--- STATED GOAL ---
Extract every record, keeping each one exactly as it is.

--- Chart and figure data ---
============================================================

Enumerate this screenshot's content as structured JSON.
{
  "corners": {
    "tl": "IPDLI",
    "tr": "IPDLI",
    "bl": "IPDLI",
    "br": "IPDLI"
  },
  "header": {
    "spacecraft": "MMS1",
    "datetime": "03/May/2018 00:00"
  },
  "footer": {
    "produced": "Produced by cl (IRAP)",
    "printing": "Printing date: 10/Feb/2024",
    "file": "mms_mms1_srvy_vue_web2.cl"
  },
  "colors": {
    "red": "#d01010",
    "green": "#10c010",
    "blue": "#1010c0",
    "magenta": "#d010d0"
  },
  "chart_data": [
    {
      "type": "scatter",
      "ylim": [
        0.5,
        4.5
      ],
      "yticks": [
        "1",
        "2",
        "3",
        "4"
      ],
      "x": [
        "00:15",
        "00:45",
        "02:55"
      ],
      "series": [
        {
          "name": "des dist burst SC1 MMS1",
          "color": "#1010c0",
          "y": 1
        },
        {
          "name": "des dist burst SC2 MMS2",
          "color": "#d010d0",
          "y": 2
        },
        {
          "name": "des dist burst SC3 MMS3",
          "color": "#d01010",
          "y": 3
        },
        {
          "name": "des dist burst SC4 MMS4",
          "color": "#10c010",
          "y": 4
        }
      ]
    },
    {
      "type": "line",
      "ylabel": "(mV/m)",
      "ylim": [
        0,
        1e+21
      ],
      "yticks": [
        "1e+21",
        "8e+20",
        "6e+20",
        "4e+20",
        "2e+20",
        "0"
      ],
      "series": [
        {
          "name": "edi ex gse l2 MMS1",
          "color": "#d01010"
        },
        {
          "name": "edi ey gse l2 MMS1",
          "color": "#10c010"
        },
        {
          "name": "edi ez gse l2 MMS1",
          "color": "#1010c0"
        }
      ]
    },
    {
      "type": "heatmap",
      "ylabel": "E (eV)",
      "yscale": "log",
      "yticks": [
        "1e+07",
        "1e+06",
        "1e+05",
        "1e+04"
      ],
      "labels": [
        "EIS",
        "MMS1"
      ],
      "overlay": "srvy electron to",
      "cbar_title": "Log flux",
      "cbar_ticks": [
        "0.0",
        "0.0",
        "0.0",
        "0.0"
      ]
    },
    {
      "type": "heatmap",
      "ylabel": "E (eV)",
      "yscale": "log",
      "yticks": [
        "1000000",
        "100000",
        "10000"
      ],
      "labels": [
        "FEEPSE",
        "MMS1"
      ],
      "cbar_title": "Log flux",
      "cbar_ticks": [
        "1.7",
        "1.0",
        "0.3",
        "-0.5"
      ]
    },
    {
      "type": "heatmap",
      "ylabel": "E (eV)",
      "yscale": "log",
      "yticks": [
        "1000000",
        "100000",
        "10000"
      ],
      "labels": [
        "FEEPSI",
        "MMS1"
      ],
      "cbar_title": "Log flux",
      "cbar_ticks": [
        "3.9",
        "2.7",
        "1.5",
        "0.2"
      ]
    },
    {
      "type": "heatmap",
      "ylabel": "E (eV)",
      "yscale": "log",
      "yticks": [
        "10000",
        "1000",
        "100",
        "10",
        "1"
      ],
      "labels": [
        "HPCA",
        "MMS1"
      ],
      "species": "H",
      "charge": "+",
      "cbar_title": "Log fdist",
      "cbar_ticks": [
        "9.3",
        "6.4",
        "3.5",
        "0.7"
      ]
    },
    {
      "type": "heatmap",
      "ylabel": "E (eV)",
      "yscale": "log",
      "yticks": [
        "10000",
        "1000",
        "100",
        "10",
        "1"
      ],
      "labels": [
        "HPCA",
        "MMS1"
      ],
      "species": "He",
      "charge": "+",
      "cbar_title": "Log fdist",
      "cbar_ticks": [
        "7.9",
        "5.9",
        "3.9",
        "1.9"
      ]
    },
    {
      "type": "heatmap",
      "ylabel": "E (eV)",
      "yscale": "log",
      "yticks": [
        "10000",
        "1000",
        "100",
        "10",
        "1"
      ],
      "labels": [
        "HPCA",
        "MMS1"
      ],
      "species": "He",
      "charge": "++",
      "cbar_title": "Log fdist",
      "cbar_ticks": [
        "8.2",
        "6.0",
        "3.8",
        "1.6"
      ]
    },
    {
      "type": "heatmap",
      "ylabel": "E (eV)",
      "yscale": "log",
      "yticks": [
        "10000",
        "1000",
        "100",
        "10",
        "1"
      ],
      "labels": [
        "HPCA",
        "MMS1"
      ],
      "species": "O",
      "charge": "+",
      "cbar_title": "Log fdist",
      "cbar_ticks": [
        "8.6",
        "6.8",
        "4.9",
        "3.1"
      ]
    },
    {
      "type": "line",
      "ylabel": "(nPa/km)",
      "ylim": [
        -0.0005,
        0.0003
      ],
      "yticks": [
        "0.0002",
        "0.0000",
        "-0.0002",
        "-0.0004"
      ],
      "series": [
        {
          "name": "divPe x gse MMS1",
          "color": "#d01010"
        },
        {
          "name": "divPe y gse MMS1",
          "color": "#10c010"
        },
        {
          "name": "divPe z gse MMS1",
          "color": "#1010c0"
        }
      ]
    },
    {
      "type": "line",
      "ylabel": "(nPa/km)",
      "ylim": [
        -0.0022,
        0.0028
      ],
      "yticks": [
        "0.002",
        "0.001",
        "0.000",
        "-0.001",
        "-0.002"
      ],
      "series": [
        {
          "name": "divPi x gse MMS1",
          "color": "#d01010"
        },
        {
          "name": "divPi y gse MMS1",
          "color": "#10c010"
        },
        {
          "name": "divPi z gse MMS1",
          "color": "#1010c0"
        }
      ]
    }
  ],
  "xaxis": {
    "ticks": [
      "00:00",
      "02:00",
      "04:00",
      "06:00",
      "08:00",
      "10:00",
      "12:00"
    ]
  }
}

============================================================

--- ANSWER TO THE EXERCISE ---
Enumerate this screenshot's content as structured JSON.
{
  "corners": {
    "tl": "IPDLI",
    "tr": "IPDLI",
    "bl": "IPDLI",
    "br": "IPDLI"
  },
  "header": {
    "spacecraft": "MMS1",
    "datetime": "03/May/2018 00:00"
  },
  "footer": {
    "produced": "Produced by cl (IRAP)",
    "printing": "Printing date: 10/Feb/2024",
    "file": "mms_mms1_srvy_vue_web2.cl"
  },
  "colors": {
    "red": "#d01010",
    "green": "#10c010",
    "blue": "#1010c0",
    "magenta": "#d010d0"
  },
  "chart_data": [
    {
      "type": "scatter",
      "ylim": [
        0.5,
        4.5
      ],
      "yticks": [
        "1",
        "2",
        "3",
        "4"
      ],
      "x": [
        "00:15",
        "00:45",
        "02:55"
      ],
      "series": [
        {
          "name": "des dist burst SC1 MMS1",
          "color": "#1010c0",
          "y": 1
        },
        {
          "name": "des dist burst SC2 MMS2",
          "color": "#d010d0",
          "y": 2
        },
        {
          "name": "des dist burst SC3 MMS3",
          "color": "#d01010",
          "y": 3
        },
        {
          "name": "des dist burst SC4 MMS4",
          "color": "#10c010",
          "y": 4
        }
      ]
    },
    {
      "type": "line",
      "ylabel": "(mV/m)",
      "ylim": [
        0,
        1e+21
      ],
      "yticks": [
        "1e+21",
        "8e+20",
        "6e+20",
        "4e+20",
        "2e+20",
        "0"
      ],
      "series": [
        {
          "name": "edi ex gse l2 MMS1",
          "color": "#d01010"
        },
        {
          "name": "edi ey gse l2 MMS1",
          "color": "#10c010"
        },
        {
          "name": "edi ez gse l2 MMS1",
          "color": "#1010c0"
        }
      ]
    },
    {
      "type": "heatmap",
      "ylabel": "E (eV)",
      "yscale": "log",
      "yticks": [
        "1e+07",
        "1e+06",
        "1e+05",
        "1e+04"
      ],
      "labels": [
        "EIS",
        "MMS1"
      ],
      "overlay": "srvy electron to",
      "cbar_title": "Log flux",
      "cbar_ticks": [
        "0.0",
        "0.0",
        "0.0",
        "0.0"
      ]
    },
    {
      "type": "heatmap",
      "ylabel": "E (eV)",
      "yscale": "log",
      "yticks": [
        "1000000",
        "100000",
        "10000"
      ],
      "labels": [
        "FEEPSE",
        "MMS1"
      ],
      "cbar_title": "Log flux",
      "cbar_ticks": [
        "1.7",
        "1.0",
        "0.3",
        "-0.5"
      ]
    },
    {
      "type": "heatmap",
      "ylabel": "E (eV)",
      "yscale": "log",
      "yticks": [
        "1000000",
        "100000",
        "10000"
      ],
      "labels": [
        "FEEPSI",
        "MMS1"
      ],
      "cbar_title": "Log flux",
      "cbar_ticks": [
        "3.9",
        "2.7",
        "1.5",
        "0.2"
      ]
    },
    {
      "type": "heatmap",
      "ylabel": "E (eV)",
      "yscale": "log",
      "yticks": [
        "10000",
        "1000",
        "100",
        "10",
        "1"
      ],
      "labels": [
        "HPCA",
        "MMS1"
      ],
      "species": "H",
      "charge": "+",
      "cbar_title": "Log fdist",
      "cbar_ticks": [
        "9.3",
        "6.4",
        "3.5",
        "0.7"
      ]
    },
    {
      "type": "heatmap",
      "ylabel": "E (eV)",
      "yscale": "log",
      "yticks": [
        "10000",
        "1000",
        "100",
        "10",
        "1"
      ],
      "labels": [
        "HPCA",
        "MMS1"
      ],
      "species": "He",
      "charge": "+",
      "cbar_title": "Log fdist",
      "cbar_ticks": [
        "7.9",
        "5.9",
        "3.9",
        "1.9"
      ]
    },
    {
      "type": "heatmap",
      "ylabel": "E (eV)",
      "yscale": "log",
      "yticks": [
        "10000",
        "1000",
        "100",
        "10",
        "1"
      ],
      "labels": [
        "HPCA",
        "MMS1"
      ],
      "species": "He",
      "charge": "++",
      "cbar_title": "Log fdist",
      "cbar_ticks": [
        "8.2",
        "6.0",
        "3.8",
        "1.6"
      ]
    },
    {
      "type": "heatmap",
      "ylabel": "E (eV)",
      "yscale": "log",
      "yticks": [
        "10000",
        "1000",
        "100",
        "10",
        "1"
      ],
      "labels": [
        "HPCA",
        "MMS1"
      ],
      "species": "O",
      "charge": "+",
      "cbar_title": "Log fdist",
      "cbar_ticks": [
        "8.6",
        "6.8",
        "4.9",
        "3.1"
      ]
    },
    {
      "type": "line",
      "ylabel": "(nPa/km)",
      "ylim": [
        -0.0005,
        0.0003
      ],
      "yticks": [
        "0.0002",
        "0.0000",
        "-0.0002",
        "-0.0004"
      ],
      "series": [
        {
          "name": "divPe x gse MMS1",
          "color": "#d01010"
        },
        {
          "name": "divPe y gse MMS1",
          "color": "#10c010"
        },
        {
          "name": "divPe z gse MMS1",
          "color": "#1010c0"
        }
      ]
    },
    {
      "type": "line",
      "ylabel": "(nPa/km)",
      "ylim": [
        -0.0022,
        0.0028
      ],
      "yticks": [
        "0.002",
        "0.001",
        "0.000",
        "-0.001",
        "-0.002"
      ],
      "series": [
        {
          "name": "divPi x gse MMS1",
          "color": "#d01010"
        },
        {
          "name": "divPi y gse MMS1",
          "color": "#10c010"
        },
        {
          "name": "divPi z gse MMS1",
          "color": "#1010c0"
        }
      ]
    }
  ],
  "xaxis": {
    "ticks": [
      "00:00",
      "02:00",
      "04:00",
      "06:00",
      "08:00",
      "10:00",
      "12:00"
    ]
  }
}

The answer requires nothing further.